The request
In the listing below, find every line containing "reflexa" and copy it out.
******
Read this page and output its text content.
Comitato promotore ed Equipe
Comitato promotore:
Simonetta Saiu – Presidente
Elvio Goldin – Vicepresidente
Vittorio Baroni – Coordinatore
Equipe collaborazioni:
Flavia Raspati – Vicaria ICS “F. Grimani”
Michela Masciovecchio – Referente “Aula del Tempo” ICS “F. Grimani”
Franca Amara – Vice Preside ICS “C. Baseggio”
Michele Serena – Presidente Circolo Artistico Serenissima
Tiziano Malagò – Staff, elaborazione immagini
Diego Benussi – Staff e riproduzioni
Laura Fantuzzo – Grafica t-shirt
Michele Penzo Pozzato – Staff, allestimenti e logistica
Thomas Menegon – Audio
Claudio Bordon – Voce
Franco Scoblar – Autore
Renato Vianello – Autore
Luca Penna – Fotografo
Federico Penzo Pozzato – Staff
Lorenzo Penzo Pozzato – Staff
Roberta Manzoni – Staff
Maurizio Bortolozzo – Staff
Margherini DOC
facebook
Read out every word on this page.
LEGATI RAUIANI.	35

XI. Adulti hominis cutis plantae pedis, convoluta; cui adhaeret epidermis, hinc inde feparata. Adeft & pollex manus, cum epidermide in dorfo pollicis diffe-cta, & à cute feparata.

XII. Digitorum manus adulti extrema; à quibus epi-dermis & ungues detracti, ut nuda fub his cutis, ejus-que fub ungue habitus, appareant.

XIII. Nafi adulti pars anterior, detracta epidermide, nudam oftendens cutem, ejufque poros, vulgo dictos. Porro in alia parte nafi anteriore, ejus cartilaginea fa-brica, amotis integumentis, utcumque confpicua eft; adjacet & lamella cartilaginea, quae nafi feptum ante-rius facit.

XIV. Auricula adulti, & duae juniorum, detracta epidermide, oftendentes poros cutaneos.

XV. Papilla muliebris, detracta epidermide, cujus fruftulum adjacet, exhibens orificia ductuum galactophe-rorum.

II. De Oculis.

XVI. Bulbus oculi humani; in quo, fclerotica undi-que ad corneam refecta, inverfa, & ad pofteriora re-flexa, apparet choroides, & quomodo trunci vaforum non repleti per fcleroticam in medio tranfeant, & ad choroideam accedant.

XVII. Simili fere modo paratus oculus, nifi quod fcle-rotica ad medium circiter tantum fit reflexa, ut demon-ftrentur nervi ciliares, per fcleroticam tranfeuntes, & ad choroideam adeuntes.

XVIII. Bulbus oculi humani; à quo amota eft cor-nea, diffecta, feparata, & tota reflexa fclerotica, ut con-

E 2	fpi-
******
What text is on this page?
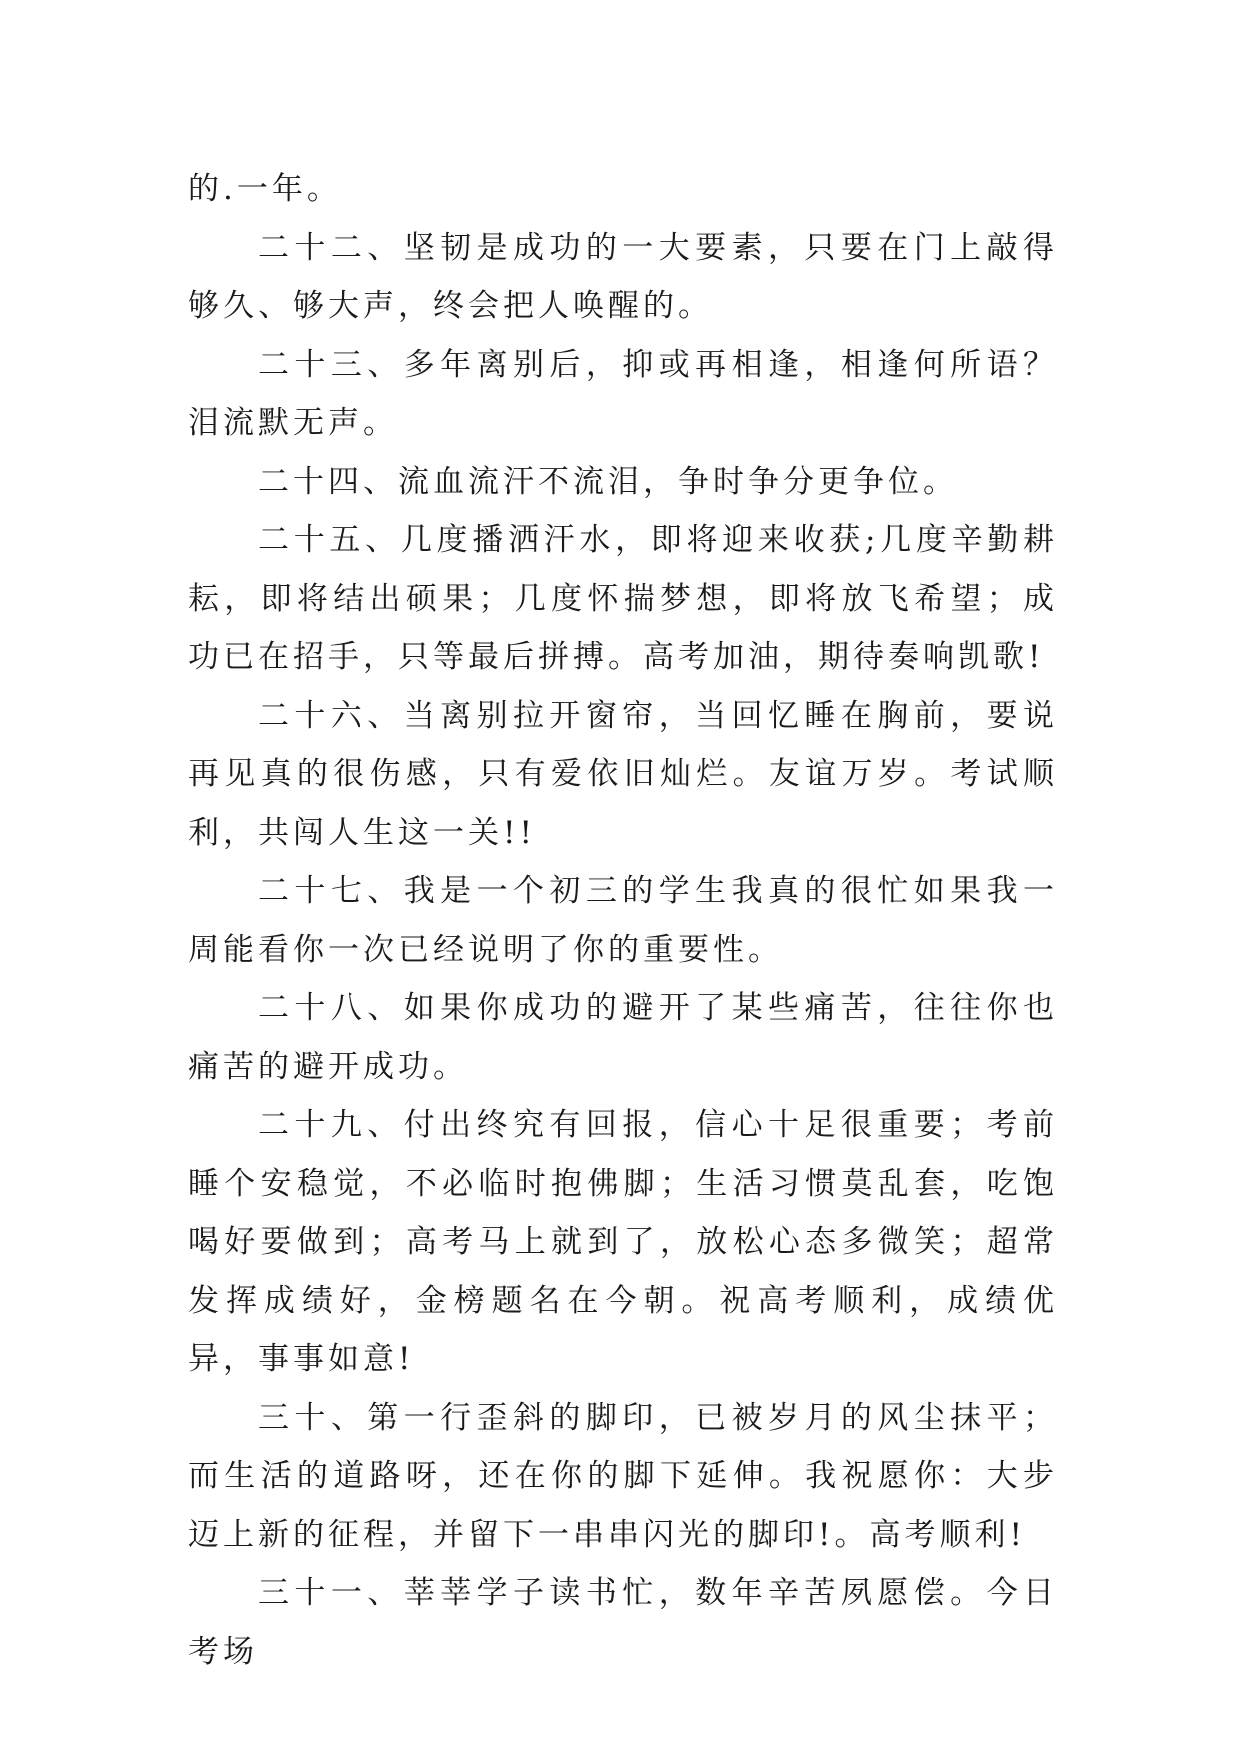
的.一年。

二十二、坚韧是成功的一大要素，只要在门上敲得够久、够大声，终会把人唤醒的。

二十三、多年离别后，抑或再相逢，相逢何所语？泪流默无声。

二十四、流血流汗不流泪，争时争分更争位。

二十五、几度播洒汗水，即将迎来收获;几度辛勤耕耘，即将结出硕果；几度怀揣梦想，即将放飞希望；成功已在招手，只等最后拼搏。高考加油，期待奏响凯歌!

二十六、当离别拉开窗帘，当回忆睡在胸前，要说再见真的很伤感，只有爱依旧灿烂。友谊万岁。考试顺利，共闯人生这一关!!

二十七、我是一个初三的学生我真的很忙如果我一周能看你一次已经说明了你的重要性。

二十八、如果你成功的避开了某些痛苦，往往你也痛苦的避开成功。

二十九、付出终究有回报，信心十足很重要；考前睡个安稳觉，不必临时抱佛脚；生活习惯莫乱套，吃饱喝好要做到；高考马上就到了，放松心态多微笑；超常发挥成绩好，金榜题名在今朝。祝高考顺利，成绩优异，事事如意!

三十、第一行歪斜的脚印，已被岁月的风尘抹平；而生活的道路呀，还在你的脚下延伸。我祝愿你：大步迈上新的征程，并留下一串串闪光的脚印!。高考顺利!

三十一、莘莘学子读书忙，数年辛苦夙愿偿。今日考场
******
Worked answer
XVII. Simili fere modo paratus oculus, nifi quod fcle-rotica ad medium circiter tantum fit reflexa, ut demon-ftrentur nervi ciliares, per fcleroticam tranfeuntes, & ad choroideam adeuntes.
XVIII. Bulbus oculi humani; à quo amota eft cor-nea, diffecta, feparata, & tota reflexa fclerotica, ut con-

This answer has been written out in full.